►

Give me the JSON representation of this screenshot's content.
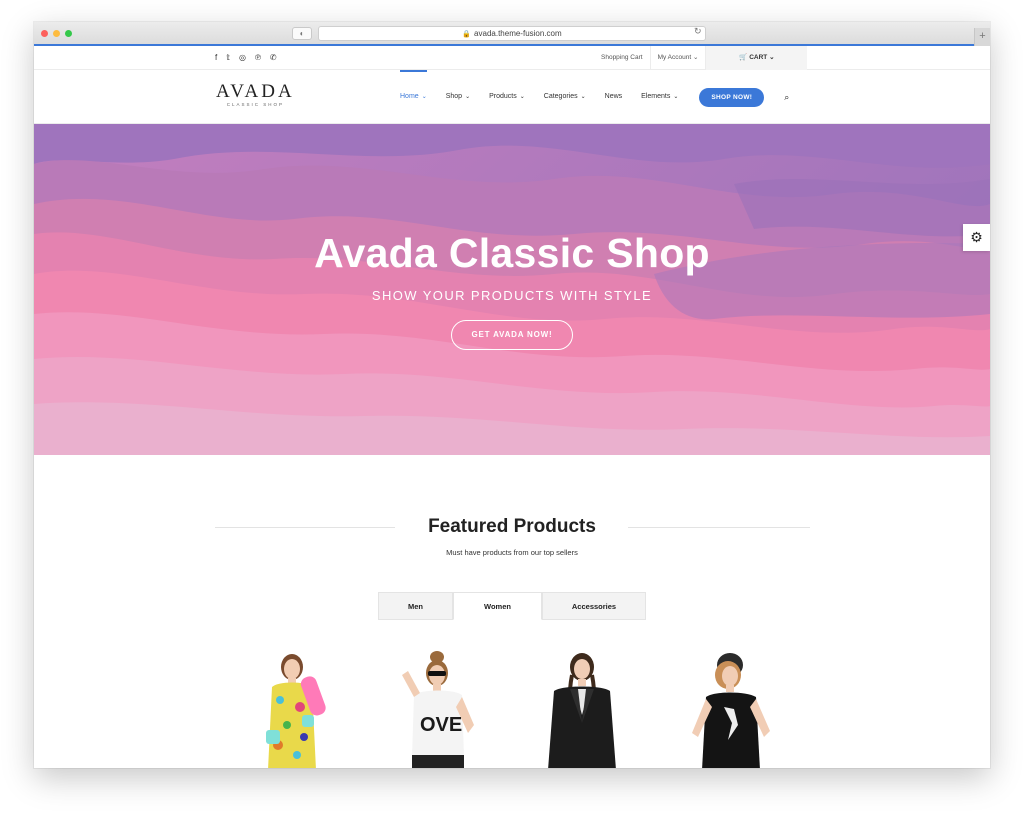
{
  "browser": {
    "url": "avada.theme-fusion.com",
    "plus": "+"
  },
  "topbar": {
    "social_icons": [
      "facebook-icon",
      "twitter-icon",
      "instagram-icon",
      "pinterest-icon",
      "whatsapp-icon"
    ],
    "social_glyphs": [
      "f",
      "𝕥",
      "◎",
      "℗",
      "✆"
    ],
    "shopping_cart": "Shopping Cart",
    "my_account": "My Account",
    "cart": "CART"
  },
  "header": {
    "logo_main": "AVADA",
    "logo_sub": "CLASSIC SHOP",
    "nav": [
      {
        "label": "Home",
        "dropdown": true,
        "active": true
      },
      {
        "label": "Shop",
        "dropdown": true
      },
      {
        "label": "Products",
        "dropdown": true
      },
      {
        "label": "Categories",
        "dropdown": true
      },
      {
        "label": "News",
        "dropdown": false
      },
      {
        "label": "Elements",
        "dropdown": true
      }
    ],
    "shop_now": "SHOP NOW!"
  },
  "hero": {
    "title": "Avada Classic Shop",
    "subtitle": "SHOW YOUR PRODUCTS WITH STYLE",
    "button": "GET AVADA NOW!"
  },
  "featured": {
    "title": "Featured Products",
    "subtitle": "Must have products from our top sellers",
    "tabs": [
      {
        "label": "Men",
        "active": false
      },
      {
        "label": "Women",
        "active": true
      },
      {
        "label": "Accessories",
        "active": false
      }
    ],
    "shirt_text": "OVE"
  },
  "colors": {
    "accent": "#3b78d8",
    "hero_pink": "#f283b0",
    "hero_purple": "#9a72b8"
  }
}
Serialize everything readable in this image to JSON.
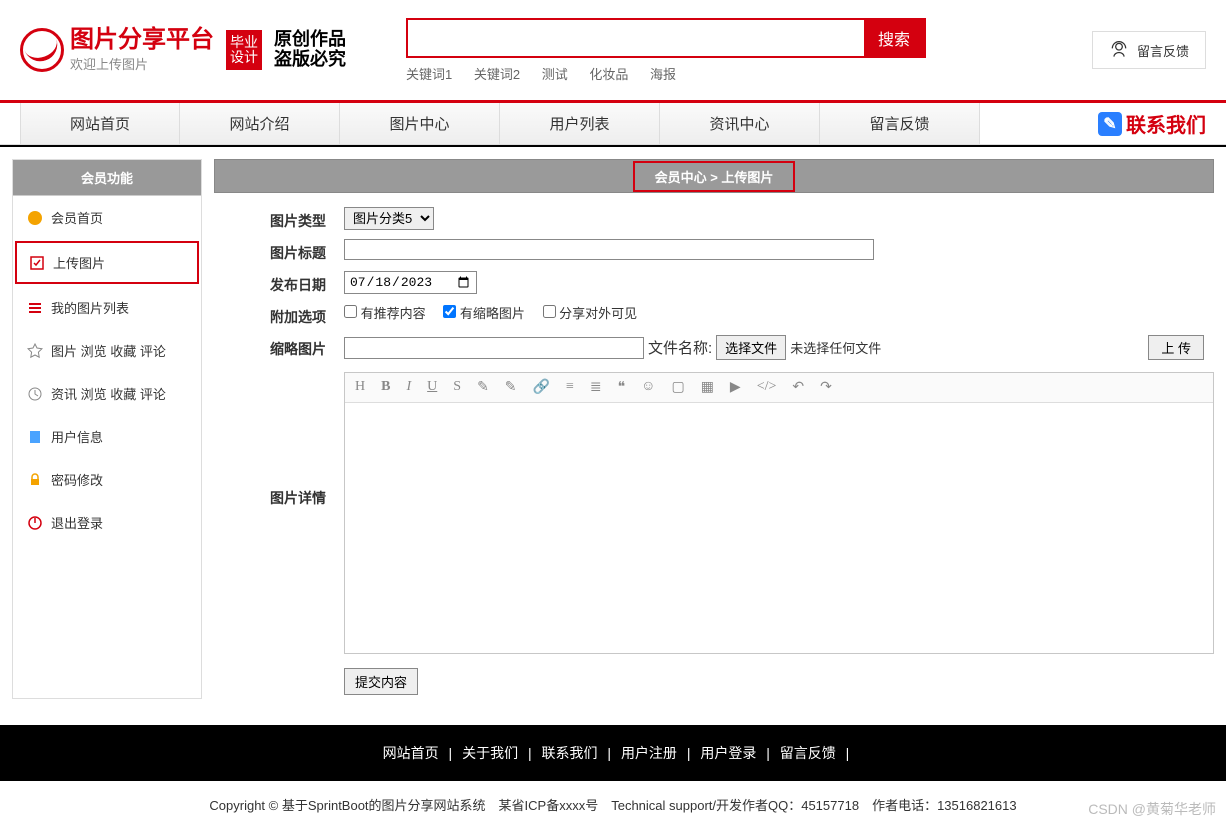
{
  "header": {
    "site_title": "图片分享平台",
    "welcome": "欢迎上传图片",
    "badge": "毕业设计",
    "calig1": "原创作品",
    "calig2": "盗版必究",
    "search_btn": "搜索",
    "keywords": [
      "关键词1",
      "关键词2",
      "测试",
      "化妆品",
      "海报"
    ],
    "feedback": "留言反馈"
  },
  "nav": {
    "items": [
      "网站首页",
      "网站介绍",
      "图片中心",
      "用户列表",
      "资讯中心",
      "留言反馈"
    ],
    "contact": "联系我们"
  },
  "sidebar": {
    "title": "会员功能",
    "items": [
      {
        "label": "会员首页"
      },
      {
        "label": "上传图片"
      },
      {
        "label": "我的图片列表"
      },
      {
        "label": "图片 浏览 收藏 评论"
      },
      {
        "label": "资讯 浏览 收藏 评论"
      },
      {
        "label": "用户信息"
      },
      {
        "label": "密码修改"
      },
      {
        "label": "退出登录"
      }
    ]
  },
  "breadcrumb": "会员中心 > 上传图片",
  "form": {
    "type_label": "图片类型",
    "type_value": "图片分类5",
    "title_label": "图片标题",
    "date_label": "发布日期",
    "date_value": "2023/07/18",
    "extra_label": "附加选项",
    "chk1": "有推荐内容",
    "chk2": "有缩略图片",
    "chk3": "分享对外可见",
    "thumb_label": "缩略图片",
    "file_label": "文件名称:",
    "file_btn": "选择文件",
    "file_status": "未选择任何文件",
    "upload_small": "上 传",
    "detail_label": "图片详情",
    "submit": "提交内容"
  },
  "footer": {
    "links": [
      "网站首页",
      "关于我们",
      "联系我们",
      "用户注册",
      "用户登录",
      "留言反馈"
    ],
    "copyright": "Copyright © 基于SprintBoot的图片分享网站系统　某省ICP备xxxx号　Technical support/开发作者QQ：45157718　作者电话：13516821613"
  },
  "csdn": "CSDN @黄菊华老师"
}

◄

Quote the data above in full and without alteration; skip the pictures.

### Worked solution
Give me the JSON representation of this screenshot's content.
{
  "browser": {
    "url": "avada.theme-fusion.com",
    "plus": "+"
  },
  "topbar": {
    "social_icons": [
      "facebook-icon",
      "twitter-icon",
      "instagram-icon",
      "pinterest-icon",
      "whatsapp-icon"
    ],
    "social_glyphs": [
      "f",
      "𝕥",
      "◎",
      "℗",
      "✆"
    ],
    "shopping_cart": "Shopping Cart",
    "my_account": "My Account",
    "cart": "CART"
  },
  "header": {
    "logo_main": "AVADA",
    "logo_sub": "CLASSIC SHOP",
    "nav": [
      {
        "label": "Home",
        "dropdown": true,
        "active": true
      },
      {
        "label": "Shop",
        "dropdown": true
      },
      {
        "label": "Products",
        "dropdown": true
      },
      {
        "label": "Categories",
        "dropdown": true
      },
      {
        "label": "News",
        "dropdown": false
      },
      {
        "label": "Elements",
        "dropdown": true
      }
    ],
    "shop_now": "SHOP NOW!"
  },
  "hero": {
    "title": "Avada Classic Shop",
    "subtitle": "SHOW YOUR PRODUCTS WITH STYLE",
    "button": "GET AVADA NOW!"
  },
  "featured": {
    "title": "Featured Products",
    "subtitle": "Must have products from our top sellers",
    "tabs": [
      {
        "label": "Men",
        "active": false
      },
      {
        "label": "Women",
        "active": true
      },
      {
        "label": "Accessories",
        "active": false
      }
    ],
    "shirt_text": "OVE"
  },
  "colors": {
    "accent": "#3b78d8",
    "hero_pink": "#f283b0",
    "hero_purple": "#9a72b8"
  }
}
Serialize everything readable in this image to JSON.
{
  "header": {
    "site_title": "图片分享平台",
    "welcome": "欢迎上传图片",
    "badge": "毕业设计",
    "calig1": "原创作品",
    "calig2": "盗版必究",
    "search_btn": "搜索",
    "keywords": [
      "关键词1",
      "关键词2",
      "测试",
      "化妆品",
      "海报"
    ],
    "feedback": "留言反馈"
  },
  "nav": {
    "items": [
      "网站首页",
      "网站介绍",
      "图片中心",
      "用户列表",
      "资讯中心",
      "留言反馈"
    ],
    "contact": "联系我们"
  },
  "sidebar": {
    "title": "会员功能",
    "items": [
      {
        "label": "会员首页"
      },
      {
        "label": "上传图片"
      },
      {
        "label": "我的图片列表"
      },
      {
        "label": "图片 浏览 收藏 评论"
      },
      {
        "label": "资讯 浏览 收藏 评论"
      },
      {
        "label": "用户信息"
      },
      {
        "label": "密码修改"
      },
      {
        "label": "退出登录"
      }
    ]
  },
  "breadcrumb": "会员中心 > 上传图片",
  "form": {
    "type_label": "图片类型",
    "type_value": "图片分类5",
    "title_label": "图片标题",
    "date_label": "发布日期",
    "date_value": "2023/07/18",
    "extra_label": "附加选项",
    "chk1": "有推荐内容",
    "chk2": "有缩略图片",
    "chk3": "分享对外可见",
    "thumb_label": "缩略图片",
    "file_label": "文件名称:",
    "file_btn": "选择文件",
    "file_status": "未选择任何文件",
    "upload_small": "上 传",
    "detail_label": "图片详情",
    "submit": "提交内容"
  },
  "footer": {
    "links": [
      "网站首页",
      "关于我们",
      "联系我们",
      "用户注册",
      "用户登录",
      "留言反馈"
    ],
    "copyright": "Copyright © 基于SprintBoot的图片分享网站系统　某省ICP备xxxx号　Technical support/开发作者QQ：45157718　作者电话：13516821613"
  },
  "csdn": "CSDN @黄菊华老师"
}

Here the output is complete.